● **Exercise description**: Copy every line from the data below in which the string "دهید" can be found.
-- Start of Given information --
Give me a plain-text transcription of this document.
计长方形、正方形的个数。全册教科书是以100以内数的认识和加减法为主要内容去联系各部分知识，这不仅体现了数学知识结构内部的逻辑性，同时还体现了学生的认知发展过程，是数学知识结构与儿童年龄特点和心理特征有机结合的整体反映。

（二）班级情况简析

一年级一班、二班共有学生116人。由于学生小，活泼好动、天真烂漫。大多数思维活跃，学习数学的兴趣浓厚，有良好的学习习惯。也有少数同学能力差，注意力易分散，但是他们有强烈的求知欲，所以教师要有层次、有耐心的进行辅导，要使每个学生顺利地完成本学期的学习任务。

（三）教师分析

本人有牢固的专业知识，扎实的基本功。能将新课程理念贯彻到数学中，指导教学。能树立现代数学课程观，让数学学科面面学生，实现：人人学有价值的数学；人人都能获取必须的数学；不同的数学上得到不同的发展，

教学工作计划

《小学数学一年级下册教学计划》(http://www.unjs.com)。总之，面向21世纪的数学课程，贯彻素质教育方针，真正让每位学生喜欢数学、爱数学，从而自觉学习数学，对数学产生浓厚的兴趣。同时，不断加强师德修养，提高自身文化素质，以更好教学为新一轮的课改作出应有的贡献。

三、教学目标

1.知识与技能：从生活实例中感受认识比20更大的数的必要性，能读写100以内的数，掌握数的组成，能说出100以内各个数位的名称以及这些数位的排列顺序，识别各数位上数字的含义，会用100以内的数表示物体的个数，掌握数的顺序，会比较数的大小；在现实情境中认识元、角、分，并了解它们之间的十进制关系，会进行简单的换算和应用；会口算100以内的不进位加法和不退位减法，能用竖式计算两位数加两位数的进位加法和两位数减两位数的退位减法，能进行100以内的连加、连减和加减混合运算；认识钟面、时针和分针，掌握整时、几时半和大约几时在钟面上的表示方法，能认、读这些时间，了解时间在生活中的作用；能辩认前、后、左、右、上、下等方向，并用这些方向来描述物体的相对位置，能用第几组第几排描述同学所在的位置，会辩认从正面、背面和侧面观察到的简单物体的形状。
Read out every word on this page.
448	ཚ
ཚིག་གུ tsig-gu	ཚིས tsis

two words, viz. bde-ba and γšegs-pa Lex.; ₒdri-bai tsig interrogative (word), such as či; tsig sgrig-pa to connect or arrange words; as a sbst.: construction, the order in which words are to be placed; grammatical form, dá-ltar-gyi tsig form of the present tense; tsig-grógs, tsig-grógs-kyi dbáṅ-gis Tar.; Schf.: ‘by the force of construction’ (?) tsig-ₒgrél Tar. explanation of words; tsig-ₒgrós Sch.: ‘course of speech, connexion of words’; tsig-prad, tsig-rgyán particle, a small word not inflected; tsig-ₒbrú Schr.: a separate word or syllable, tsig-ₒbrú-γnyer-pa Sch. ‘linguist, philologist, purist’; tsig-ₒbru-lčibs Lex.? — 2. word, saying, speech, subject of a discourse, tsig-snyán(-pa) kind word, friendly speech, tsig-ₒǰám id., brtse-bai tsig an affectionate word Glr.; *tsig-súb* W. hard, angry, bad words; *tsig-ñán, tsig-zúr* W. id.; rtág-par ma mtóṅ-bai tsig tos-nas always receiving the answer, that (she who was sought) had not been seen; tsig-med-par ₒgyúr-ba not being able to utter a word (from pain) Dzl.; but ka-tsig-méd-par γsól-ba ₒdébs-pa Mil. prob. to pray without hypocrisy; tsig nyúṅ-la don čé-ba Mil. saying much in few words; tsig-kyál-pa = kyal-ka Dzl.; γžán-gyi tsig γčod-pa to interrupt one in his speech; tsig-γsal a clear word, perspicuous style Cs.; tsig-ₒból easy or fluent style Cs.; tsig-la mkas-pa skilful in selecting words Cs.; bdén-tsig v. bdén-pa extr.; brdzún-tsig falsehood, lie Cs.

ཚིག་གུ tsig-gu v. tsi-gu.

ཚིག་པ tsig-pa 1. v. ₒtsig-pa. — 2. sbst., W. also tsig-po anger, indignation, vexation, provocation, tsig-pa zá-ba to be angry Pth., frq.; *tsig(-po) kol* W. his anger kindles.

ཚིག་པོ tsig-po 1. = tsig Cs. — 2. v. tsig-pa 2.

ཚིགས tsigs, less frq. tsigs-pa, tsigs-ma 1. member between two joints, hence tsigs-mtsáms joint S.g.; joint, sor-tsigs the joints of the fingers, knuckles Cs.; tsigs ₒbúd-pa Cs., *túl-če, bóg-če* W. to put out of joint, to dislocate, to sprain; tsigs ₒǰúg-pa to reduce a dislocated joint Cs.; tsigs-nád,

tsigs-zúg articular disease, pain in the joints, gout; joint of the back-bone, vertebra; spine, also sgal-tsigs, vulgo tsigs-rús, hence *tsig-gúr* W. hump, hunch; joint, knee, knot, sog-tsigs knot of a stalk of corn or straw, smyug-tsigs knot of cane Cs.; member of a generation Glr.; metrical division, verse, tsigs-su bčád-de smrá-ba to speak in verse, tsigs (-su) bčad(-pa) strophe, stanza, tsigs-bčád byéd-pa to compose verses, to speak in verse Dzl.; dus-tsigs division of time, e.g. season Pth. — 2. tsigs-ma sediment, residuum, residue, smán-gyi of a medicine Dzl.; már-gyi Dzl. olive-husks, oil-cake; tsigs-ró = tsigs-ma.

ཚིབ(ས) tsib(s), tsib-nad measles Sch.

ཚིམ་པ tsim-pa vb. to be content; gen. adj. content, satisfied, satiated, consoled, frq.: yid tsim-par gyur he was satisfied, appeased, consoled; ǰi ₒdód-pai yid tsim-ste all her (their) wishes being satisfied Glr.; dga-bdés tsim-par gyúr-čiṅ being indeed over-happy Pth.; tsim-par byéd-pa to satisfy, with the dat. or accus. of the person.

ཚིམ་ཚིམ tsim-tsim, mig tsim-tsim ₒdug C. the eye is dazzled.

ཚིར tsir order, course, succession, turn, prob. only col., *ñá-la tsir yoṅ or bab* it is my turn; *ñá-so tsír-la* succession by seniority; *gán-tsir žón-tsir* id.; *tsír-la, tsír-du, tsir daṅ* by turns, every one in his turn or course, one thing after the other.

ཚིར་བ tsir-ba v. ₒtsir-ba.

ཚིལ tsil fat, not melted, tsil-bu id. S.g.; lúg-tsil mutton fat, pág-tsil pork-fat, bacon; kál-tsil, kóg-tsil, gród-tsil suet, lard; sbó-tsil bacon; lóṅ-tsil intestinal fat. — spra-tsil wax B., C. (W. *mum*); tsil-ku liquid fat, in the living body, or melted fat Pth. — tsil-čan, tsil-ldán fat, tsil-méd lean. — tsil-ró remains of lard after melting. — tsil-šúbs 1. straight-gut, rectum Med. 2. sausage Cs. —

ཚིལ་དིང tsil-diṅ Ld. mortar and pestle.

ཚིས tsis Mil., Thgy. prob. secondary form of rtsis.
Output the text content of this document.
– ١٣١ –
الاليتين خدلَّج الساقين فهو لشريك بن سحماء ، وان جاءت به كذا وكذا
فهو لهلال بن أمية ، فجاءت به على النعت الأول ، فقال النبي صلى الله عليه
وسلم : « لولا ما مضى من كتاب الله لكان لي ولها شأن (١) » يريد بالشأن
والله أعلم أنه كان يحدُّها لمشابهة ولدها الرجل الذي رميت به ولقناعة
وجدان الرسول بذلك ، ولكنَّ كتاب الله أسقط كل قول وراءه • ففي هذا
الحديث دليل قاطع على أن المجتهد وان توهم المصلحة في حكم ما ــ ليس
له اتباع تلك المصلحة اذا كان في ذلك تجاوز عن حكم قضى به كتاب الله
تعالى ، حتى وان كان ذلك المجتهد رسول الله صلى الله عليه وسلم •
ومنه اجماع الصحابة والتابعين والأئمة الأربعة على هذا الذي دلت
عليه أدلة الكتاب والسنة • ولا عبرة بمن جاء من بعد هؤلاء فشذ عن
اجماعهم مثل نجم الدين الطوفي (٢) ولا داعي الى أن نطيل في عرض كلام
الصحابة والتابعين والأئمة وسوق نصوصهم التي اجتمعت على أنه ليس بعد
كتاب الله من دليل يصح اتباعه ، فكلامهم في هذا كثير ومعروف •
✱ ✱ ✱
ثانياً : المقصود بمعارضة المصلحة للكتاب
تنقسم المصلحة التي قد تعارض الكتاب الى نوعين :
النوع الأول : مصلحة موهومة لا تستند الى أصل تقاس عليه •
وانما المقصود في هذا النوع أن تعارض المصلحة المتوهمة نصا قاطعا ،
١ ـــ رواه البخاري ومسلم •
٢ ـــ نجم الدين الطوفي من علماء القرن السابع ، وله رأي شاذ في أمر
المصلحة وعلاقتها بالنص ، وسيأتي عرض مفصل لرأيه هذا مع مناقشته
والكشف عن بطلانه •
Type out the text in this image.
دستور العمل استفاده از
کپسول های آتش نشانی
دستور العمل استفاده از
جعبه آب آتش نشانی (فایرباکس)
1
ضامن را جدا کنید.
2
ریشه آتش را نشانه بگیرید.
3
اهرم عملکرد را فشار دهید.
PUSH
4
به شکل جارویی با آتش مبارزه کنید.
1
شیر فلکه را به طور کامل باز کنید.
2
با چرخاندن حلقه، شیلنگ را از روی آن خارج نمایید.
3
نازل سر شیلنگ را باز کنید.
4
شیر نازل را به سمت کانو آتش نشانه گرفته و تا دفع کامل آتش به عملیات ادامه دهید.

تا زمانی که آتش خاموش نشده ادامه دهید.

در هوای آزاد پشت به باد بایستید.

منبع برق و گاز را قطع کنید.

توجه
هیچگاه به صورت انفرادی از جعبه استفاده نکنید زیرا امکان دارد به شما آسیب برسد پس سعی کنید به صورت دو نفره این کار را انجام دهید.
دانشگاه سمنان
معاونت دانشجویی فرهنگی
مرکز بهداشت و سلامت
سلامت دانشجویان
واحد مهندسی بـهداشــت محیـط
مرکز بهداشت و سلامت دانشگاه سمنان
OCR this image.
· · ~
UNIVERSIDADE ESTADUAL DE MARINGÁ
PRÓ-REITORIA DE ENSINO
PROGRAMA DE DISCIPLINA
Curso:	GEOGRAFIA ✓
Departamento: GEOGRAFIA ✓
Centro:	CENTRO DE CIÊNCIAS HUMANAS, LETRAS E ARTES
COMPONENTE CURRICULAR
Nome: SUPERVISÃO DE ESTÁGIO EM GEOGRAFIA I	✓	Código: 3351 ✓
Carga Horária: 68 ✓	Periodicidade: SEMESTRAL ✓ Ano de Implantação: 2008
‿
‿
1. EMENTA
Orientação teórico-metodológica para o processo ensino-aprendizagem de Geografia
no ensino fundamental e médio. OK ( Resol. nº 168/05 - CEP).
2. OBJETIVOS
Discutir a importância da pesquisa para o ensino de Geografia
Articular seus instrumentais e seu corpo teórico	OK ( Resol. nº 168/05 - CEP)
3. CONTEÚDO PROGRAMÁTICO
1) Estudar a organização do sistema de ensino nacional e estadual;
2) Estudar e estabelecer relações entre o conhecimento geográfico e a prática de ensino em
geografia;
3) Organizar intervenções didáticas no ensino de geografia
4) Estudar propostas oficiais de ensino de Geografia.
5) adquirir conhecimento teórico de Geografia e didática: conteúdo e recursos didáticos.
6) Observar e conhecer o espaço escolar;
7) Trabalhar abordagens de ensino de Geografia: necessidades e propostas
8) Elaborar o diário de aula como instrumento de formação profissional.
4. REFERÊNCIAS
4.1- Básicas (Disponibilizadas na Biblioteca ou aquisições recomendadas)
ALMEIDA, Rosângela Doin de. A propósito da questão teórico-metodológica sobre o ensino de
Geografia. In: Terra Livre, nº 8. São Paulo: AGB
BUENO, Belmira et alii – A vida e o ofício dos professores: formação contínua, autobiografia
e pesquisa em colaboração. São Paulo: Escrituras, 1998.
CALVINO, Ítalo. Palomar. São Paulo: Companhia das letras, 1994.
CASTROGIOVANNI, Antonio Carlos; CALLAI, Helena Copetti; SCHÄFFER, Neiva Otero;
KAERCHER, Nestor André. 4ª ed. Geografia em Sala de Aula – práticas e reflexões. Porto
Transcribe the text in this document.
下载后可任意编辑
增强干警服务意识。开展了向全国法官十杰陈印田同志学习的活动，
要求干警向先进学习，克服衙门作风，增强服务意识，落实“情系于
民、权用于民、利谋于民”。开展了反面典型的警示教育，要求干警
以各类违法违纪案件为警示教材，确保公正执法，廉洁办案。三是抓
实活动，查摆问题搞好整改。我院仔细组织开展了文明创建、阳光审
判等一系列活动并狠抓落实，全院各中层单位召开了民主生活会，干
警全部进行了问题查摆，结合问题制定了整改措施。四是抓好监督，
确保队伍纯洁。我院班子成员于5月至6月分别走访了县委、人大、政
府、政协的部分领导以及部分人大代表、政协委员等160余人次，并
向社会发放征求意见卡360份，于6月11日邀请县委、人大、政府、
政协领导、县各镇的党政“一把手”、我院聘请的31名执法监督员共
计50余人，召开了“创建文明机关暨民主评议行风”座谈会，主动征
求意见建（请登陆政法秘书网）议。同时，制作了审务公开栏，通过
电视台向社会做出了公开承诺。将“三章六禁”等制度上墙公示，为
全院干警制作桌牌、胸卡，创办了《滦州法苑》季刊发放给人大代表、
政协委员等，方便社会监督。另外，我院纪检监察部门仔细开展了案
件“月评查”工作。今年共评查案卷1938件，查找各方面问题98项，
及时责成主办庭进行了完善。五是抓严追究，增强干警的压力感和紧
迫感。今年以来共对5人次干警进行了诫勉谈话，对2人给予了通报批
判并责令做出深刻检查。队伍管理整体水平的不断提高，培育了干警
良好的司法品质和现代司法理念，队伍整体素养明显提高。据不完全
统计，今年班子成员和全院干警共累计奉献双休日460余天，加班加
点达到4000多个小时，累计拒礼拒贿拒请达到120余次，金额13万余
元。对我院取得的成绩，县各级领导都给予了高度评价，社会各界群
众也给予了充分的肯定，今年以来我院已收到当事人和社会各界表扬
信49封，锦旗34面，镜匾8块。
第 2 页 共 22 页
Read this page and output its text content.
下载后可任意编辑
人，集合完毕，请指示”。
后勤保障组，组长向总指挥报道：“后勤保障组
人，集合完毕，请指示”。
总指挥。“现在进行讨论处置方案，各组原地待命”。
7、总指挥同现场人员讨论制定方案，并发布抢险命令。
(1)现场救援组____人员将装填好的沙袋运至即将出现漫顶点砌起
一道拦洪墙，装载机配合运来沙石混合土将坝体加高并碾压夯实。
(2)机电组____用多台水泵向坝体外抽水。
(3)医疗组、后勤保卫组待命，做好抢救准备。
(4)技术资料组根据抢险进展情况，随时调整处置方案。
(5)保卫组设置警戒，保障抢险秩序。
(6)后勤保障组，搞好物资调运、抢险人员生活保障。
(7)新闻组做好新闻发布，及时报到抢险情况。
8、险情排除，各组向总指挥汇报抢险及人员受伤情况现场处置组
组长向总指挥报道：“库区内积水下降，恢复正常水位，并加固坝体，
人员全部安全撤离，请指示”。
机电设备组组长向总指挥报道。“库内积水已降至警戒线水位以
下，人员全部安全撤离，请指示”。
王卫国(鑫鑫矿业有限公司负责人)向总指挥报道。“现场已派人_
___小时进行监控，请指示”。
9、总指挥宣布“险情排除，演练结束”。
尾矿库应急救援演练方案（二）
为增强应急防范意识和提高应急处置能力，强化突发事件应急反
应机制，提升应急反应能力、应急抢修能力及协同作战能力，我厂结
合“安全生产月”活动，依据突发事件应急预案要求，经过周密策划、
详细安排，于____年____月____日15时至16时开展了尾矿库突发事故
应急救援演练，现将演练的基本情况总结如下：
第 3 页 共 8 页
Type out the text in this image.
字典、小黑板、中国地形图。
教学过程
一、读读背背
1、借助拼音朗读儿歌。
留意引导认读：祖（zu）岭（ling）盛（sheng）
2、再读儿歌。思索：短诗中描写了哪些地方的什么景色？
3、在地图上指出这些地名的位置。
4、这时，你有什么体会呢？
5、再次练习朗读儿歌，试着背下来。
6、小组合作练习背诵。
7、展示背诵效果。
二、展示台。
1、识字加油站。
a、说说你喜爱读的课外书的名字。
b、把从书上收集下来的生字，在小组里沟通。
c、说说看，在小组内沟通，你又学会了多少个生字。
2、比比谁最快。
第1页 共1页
-- End of Given information --
● **Task response**:
اهرم عملکرد را فشار دهید.
شیر نازل را به سمت کانو آتش نشانه گرفته و تا دفع کامل آتش به عملیات ادامه دهید.
تا زمانی که آتش خاموش نشده ادامه دهید.
هیچگاه به صورت انفرادی از جعبه استفاده نکنید زیرا امکان دارد به شما آسیب برسد پس سعی کنید به صورت دو نفره این کار را انجام دهید.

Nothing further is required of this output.